TASK GOAL: The required output is a single number: how many lines of the material contain the string "грабежей".

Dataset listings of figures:
......

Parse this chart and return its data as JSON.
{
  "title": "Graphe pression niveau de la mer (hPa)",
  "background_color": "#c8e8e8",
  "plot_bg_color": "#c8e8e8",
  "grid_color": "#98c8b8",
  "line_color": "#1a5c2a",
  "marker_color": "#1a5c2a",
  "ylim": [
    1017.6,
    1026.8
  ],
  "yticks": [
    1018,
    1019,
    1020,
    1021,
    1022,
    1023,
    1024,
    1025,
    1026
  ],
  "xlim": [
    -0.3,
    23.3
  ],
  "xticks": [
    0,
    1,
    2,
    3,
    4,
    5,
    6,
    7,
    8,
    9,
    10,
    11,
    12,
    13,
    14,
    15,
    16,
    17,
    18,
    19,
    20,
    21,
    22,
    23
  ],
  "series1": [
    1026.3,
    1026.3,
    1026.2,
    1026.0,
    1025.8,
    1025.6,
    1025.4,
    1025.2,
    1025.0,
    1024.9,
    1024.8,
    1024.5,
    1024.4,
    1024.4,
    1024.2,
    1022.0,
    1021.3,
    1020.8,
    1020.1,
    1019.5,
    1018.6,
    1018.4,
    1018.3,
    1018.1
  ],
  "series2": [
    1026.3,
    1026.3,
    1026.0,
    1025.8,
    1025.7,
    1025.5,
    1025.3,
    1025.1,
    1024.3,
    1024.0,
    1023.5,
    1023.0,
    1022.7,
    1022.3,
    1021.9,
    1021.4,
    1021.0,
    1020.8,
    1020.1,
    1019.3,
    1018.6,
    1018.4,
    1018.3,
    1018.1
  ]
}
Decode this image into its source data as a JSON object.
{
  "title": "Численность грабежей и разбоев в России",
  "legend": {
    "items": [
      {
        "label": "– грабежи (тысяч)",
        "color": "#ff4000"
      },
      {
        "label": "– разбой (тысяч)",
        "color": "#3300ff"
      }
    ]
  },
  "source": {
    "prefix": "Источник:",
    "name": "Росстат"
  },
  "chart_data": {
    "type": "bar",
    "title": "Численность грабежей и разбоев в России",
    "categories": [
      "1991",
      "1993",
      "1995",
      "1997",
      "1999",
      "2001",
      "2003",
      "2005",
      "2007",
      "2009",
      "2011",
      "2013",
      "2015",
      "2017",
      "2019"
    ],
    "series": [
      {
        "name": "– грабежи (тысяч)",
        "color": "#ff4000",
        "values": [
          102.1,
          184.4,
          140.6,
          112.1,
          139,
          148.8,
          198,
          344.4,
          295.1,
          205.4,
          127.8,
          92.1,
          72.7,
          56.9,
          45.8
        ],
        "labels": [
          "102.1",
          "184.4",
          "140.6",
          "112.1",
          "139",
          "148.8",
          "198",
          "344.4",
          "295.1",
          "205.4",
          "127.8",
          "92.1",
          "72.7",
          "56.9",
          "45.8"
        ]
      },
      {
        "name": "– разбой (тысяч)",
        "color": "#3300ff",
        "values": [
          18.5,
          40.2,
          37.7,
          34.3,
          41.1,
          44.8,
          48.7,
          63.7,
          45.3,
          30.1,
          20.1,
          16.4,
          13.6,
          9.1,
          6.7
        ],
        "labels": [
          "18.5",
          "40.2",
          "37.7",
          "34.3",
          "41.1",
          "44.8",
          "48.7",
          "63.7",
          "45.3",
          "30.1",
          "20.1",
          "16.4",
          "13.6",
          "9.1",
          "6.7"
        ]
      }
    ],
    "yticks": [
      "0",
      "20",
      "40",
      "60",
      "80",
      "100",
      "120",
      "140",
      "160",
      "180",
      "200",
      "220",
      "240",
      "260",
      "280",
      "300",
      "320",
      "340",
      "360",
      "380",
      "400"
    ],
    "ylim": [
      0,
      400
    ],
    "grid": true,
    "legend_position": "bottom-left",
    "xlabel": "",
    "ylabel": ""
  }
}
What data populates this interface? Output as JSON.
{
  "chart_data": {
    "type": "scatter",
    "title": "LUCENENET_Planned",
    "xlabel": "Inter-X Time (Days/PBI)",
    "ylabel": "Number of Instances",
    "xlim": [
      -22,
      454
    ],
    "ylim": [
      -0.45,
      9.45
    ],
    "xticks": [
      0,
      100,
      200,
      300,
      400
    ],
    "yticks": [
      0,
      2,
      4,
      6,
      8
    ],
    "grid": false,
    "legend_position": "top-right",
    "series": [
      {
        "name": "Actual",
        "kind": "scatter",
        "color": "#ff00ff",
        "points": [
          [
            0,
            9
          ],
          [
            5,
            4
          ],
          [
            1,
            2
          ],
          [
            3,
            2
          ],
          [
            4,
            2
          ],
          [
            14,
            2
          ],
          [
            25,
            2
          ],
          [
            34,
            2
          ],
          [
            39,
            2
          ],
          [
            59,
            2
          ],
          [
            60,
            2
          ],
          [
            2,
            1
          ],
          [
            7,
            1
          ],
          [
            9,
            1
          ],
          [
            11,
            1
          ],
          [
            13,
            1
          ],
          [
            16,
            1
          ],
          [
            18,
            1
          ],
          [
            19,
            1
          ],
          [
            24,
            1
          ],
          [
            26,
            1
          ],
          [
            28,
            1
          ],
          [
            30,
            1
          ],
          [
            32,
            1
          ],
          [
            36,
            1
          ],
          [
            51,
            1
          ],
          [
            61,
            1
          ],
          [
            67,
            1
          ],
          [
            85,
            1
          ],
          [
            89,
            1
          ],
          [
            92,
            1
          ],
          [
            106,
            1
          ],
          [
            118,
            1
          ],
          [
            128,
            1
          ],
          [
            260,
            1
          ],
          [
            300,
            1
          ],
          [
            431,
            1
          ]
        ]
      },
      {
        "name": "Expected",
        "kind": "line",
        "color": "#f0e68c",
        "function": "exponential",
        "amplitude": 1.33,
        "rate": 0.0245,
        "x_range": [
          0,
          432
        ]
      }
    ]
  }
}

......

EXERCISE SOLUTION: 2